Copy every line from the records below that holds the word "right".

**Items from a data source**
[start]
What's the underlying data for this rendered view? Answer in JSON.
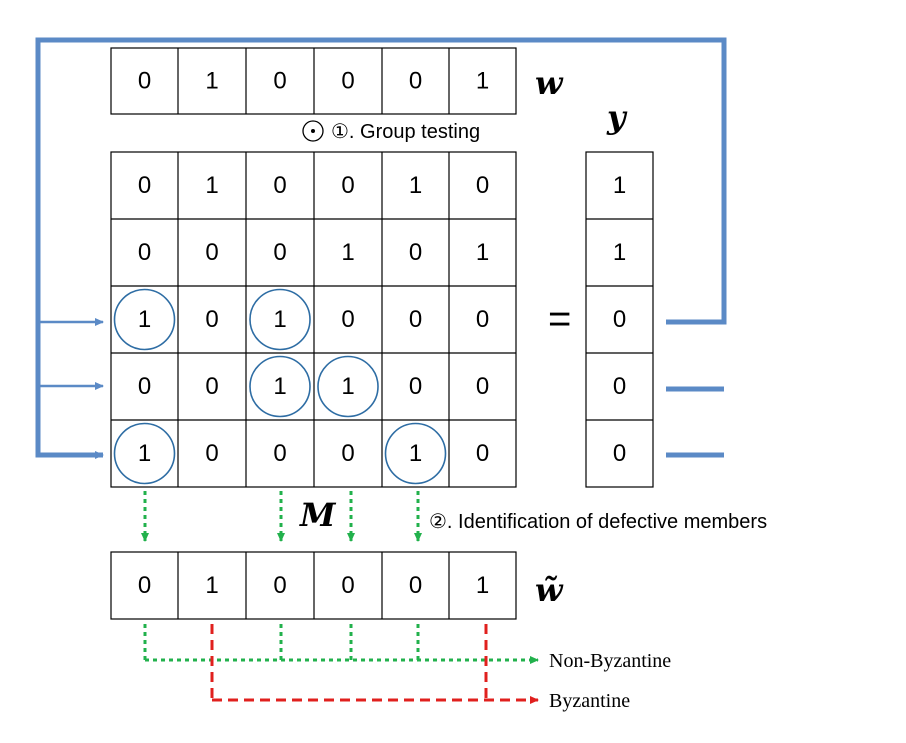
{
  "vectors": {
    "w": {
      "label": "w",
      "values": [
        0,
        1,
        0,
        0,
        0,
        1
      ]
    },
    "y": {
      "label": "y",
      "values": [
        1,
        1,
        0,
        0,
        0
      ]
    },
    "w_tilde": {
      "label": "w̃",
      "values": [
        0,
        1,
        0,
        0,
        0,
        1
      ]
    }
  },
  "matrix": {
    "label": "M",
    "rows": [
      [
        0,
        1,
        0,
        0,
        1,
        0
      ],
      [
        0,
        0,
        0,
        1,
        0,
        1
      ],
      [
        1,
        0,
        1,
        0,
        0,
        0
      ],
      [
        0,
        0,
        1,
        1,
        0,
        0
      ],
      [
        1,
        0,
        0,
        0,
        1,
        0
      ]
    ],
    "circled": [
      [
        2,
        0
      ],
      [
        2,
        2
      ],
      [
        3,
        2
      ],
      [
        3,
        3
      ],
      [
        4,
        0
      ],
      [
        4,
        4
      ]
    ]
  },
  "symbols": {
    "equals": "=",
    "odot": "⊙"
  },
  "steps": {
    "group_testing": "①. Group testing",
    "identification": "②. Identification of defective members"
  },
  "outputs": {
    "non_byzantine": "Non-Byzantine",
    "byzantine": "Byzantine"
  },
  "colors": {
    "feedback": "#5b8ac6",
    "circle": "#2e6da4",
    "green_arrow": "#22b14c",
    "red_arrow": "#e0201e"
  }
}
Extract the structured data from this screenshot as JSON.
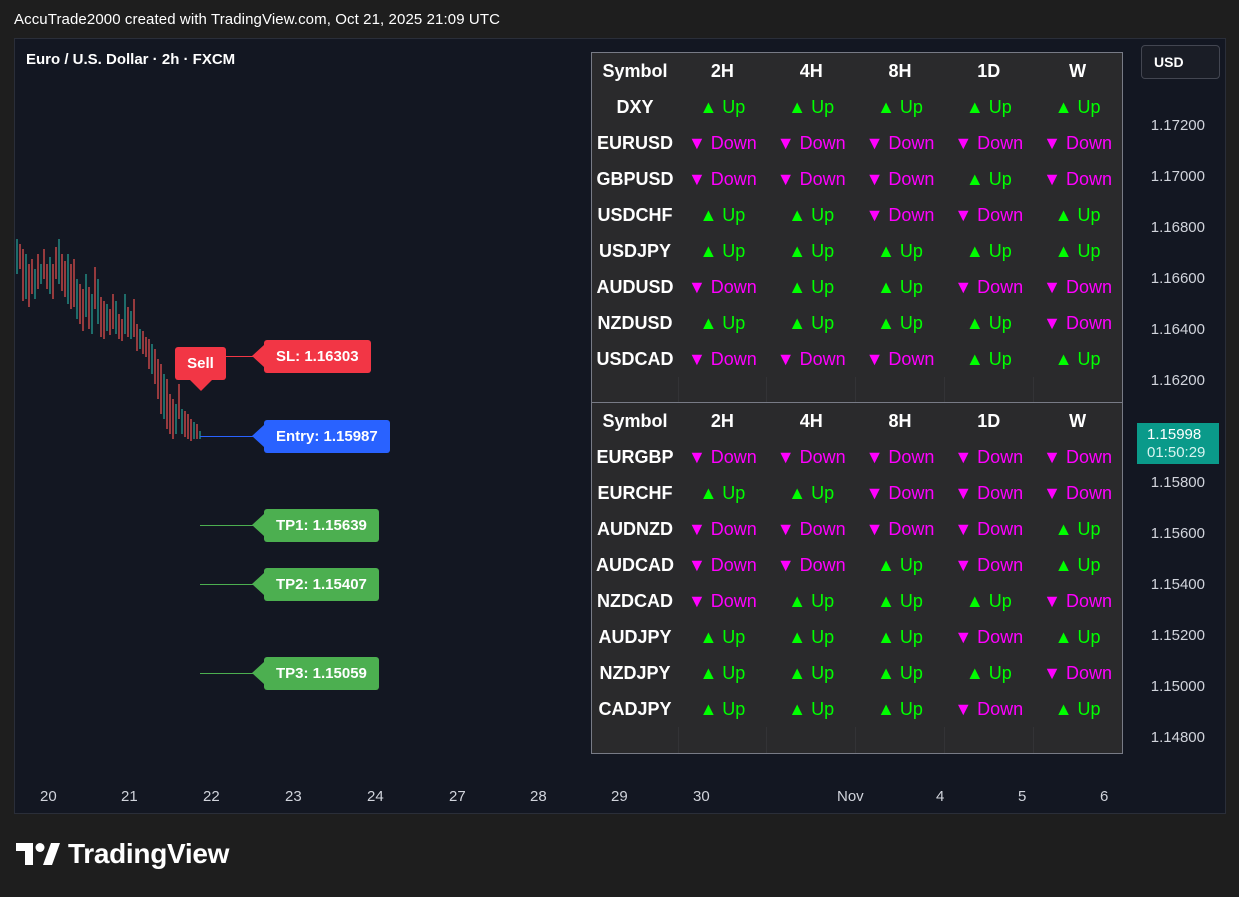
{
  "caption": "AccuTrade2000 created with TradingView.com, Oct 21, 2025 21:09 UTC",
  "symbol_title": "Euro / U.S. Dollar · 2h · FXCM",
  "currency": "USD",
  "price_axis": [
    "1.17200",
    "1.17000",
    "1.16800",
    "1.16600",
    "1.16400",
    "1.16200",
    "1.15800",
    "1.15600",
    "1.15400",
    "1.15200",
    "1.15000",
    "1.14800"
  ],
  "current_price": "1.15998",
  "countdown": "01:50:29",
  "time_axis": [
    "20",
    "21",
    "22",
    "23",
    "24",
    "27",
    "28",
    "29",
    "30",
    "Nov",
    "4",
    "5",
    "6"
  ],
  "signal": {
    "direction": "Sell",
    "sl": "SL: 1.16303",
    "entry": "Entry: 1.15987",
    "tp1": "TP1: 1.15639",
    "tp2": "TP2: 1.15407",
    "tp3": "TP3: 1.15059"
  },
  "colors": {
    "up": "#00ff00",
    "down": "#ff00ff",
    "sl": "#f23645",
    "entry": "#2962ff",
    "tp": "#4caf50",
    "price_tag": "#0a9a8a"
  },
  "table1": {
    "headers": [
      "Symbol",
      "2H",
      "4H",
      "8H",
      "1D",
      "W"
    ],
    "rows": [
      [
        "DXY",
        "▲ Up",
        "▲ Up",
        "▲ Up",
        "▲ Up",
        "▲ Up"
      ],
      [
        "EURUSD",
        "▼ Down",
        "▼ Down",
        "▼ Down",
        "▼ Down",
        "▼ Down"
      ],
      [
        "GBPUSD",
        "▼ Down",
        "▼ Down",
        "▼ Down",
        "▲ Up",
        "▼ Down"
      ],
      [
        "USDCHF",
        "▲ Up",
        "▲ Up",
        "▼ Down",
        "▼ Down",
        "▲ Up"
      ],
      [
        "USDJPY",
        "▲ Up",
        "▲ Up",
        "▲ Up",
        "▲ Up",
        "▲ Up"
      ],
      [
        "AUDUSD",
        "▼ Down",
        "▲ Up",
        "▲ Up",
        "▼ Down",
        "▼ Down"
      ],
      [
        "NZDUSD",
        "▲ Up",
        "▲ Up",
        "▲ Up",
        "▲ Up",
        "▼ Down"
      ],
      [
        "USDCAD",
        "▼ Down",
        "▼ Down",
        "▼ Down",
        "▲ Up",
        "▲ Up"
      ]
    ]
  },
  "table2": {
    "headers": [
      "Symbol",
      "2H",
      "4H",
      "8H",
      "1D",
      "W"
    ],
    "rows": [
      [
        "EURGBP",
        "▼ Down",
        "▼ Down",
        "▼ Down",
        "▼ Down",
        "▼ Down"
      ],
      [
        "EURCHF",
        "▲ Up",
        "▲ Up",
        "▼ Down",
        "▼ Down",
        "▼ Down"
      ],
      [
        "AUDNZD",
        "▼ Down",
        "▼ Down",
        "▼ Down",
        "▼ Down",
        "▲ Up"
      ],
      [
        "AUDCAD",
        "▼ Down",
        "▼ Down",
        "▲ Up",
        "▼ Down",
        "▲ Up"
      ],
      [
        "NZDCAD",
        "▼ Down",
        "▲ Up",
        "▲ Up",
        "▲ Up",
        "▼ Down"
      ],
      [
        "AUDJPY",
        "▲ Up",
        "▲ Up",
        "▲ Up",
        "▼ Down",
        "▲ Up"
      ],
      [
        "NZDJPY",
        "▲ Up",
        "▲ Up",
        "▲ Up",
        "▲ Up",
        "▼ Down"
      ],
      [
        "CADJPY",
        "▲ Up",
        "▲ Up",
        "▲ Up",
        "▼ Down",
        "▲ Up"
      ]
    ]
  },
  "brand": "TradingView"
}
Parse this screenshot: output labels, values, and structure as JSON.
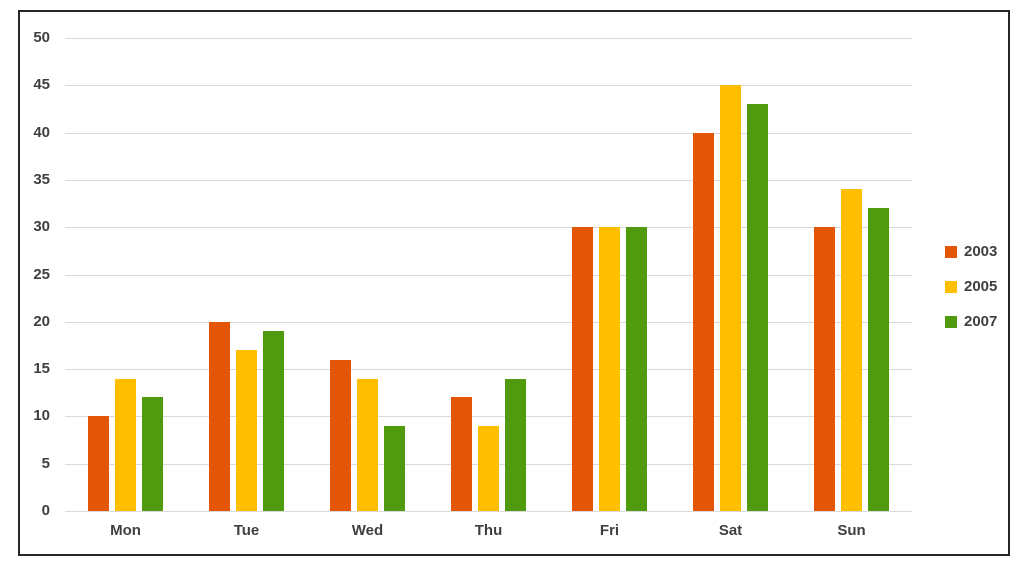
{
  "chart_data": {
    "type": "bar",
    "title": "",
    "xlabel": "",
    "ylabel": "",
    "categories": [
      "Mon",
      "Tue",
      "Wed",
      "Thu",
      "Fri",
      "Sat",
      "Sun"
    ],
    "series": [
      {
        "name": "2003",
        "color": "#e45606",
        "values": [
          10,
          20,
          16,
          12,
          30,
          40,
          30
        ]
      },
      {
        "name": "2005",
        "color": "#fdbf00",
        "values": [
          14,
          17,
          14,
          9,
          30,
          45,
          34
        ]
      },
      {
        "name": "2007",
        "color": "#4f9b0d",
        "values": [
          12,
          19,
          9,
          14,
          30,
          43,
          32
        ]
      }
    ],
    "ylim": [
      0,
      50
    ],
    "y_ticks": [
      0,
      5,
      10,
      15,
      20,
      25,
      30,
      35,
      40,
      45,
      50
    ],
    "grid": "horizontal",
    "legend_position": "right"
  },
  "styles": {
    "text_color": "#3f3f3f",
    "gridline_color": "#d9d9d9",
    "frame_border_color": "#262626",
    "background": "#ffffff"
  }
}
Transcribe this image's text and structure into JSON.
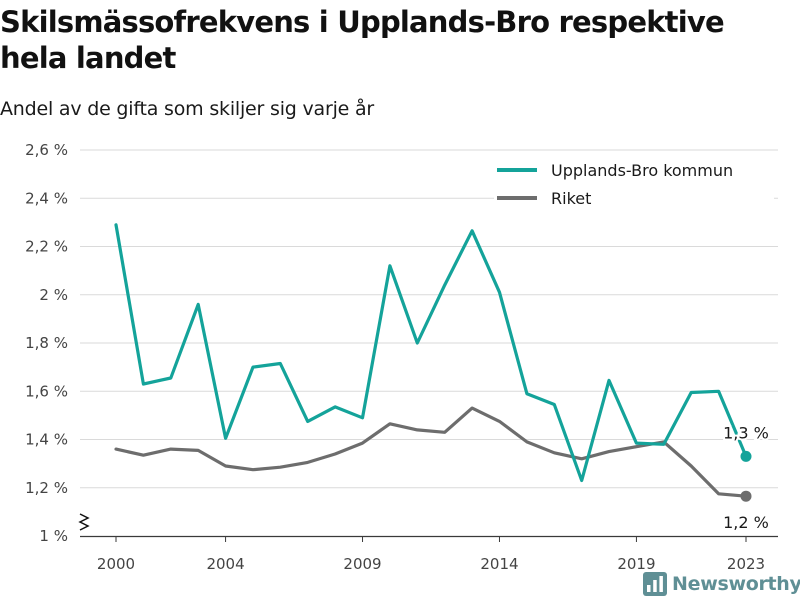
{
  "title": "Skilsmässofrekvens i Upplands-Bro respektive hela landet",
  "subtitle": "Andel av de gifta som skiljer sig varje år",
  "logo": {
    "text": "Newsworthy",
    "icon": "newsworthy-logo-icon"
  },
  "colors": {
    "upplands_bro": "#14a39a",
    "riket": "#6d6d6d",
    "grid": "#dadada",
    "axis": "#3a3a3a"
  },
  "chart_data": {
    "type": "line",
    "ylim": [
      1.0,
      2.6
    ],
    "y_axis_break": true,
    "y_ticks": [
      {
        "value": 1.0,
        "label": "1 %"
      },
      {
        "value": 1.2,
        "label": "1,2 %"
      },
      {
        "value": 1.4,
        "label": "1,4 %"
      },
      {
        "value": 1.6,
        "label": "1,6 %"
      },
      {
        "value": 1.8,
        "label": "1,8 %"
      },
      {
        "value": 2.0,
        "label": "2 %"
      },
      {
        "value": 2.2,
        "label": "2,2 %"
      },
      {
        "value": 2.4,
        "label": "2,4 %"
      },
      {
        "value": 2.6,
        "label": "2,6 %"
      }
    ],
    "x": [
      2000,
      2001,
      2002,
      2003,
      2004,
      2005,
      2006,
      2007,
      2008,
      2009,
      2010,
      2011,
      2012,
      2013,
      2014,
      2015,
      2016,
      2017,
      2018,
      2019,
      2020,
      2021,
      2022,
      2023
    ],
    "x_ticks": [
      2000,
      2004,
      2009,
      2014,
      2019,
      2023
    ],
    "grid": true,
    "legend_position": "top-right",
    "series": [
      {
        "name": "Upplands-Bro kommun",
        "color": "#14a39a",
        "values": [
          2.29,
          1.63,
          1.655,
          1.96,
          1.405,
          1.7,
          1.715,
          1.475,
          1.535,
          1.49,
          2.12,
          1.8,
          2.04,
          2.265,
          2.01,
          1.59,
          1.545,
          1.23,
          1.645,
          1.385,
          1.38,
          1.595,
          1.6,
          1.33
        ],
        "end_label": "1,3 %"
      },
      {
        "name": "Riket",
        "color": "#6d6d6d",
        "values": [
          1.36,
          1.335,
          1.36,
          1.355,
          1.29,
          1.275,
          1.285,
          1.305,
          1.34,
          1.385,
          1.465,
          1.44,
          1.43,
          1.53,
          1.475,
          1.39,
          1.345,
          1.32,
          1.35,
          1.37,
          1.39,
          1.29,
          1.175,
          1.165
        ],
        "end_label": "1,2 %"
      }
    ]
  }
}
[end]
**OUTPUT OF THE EXERCISE**
    "legend_position": "right"
    "legend_position": "top-right",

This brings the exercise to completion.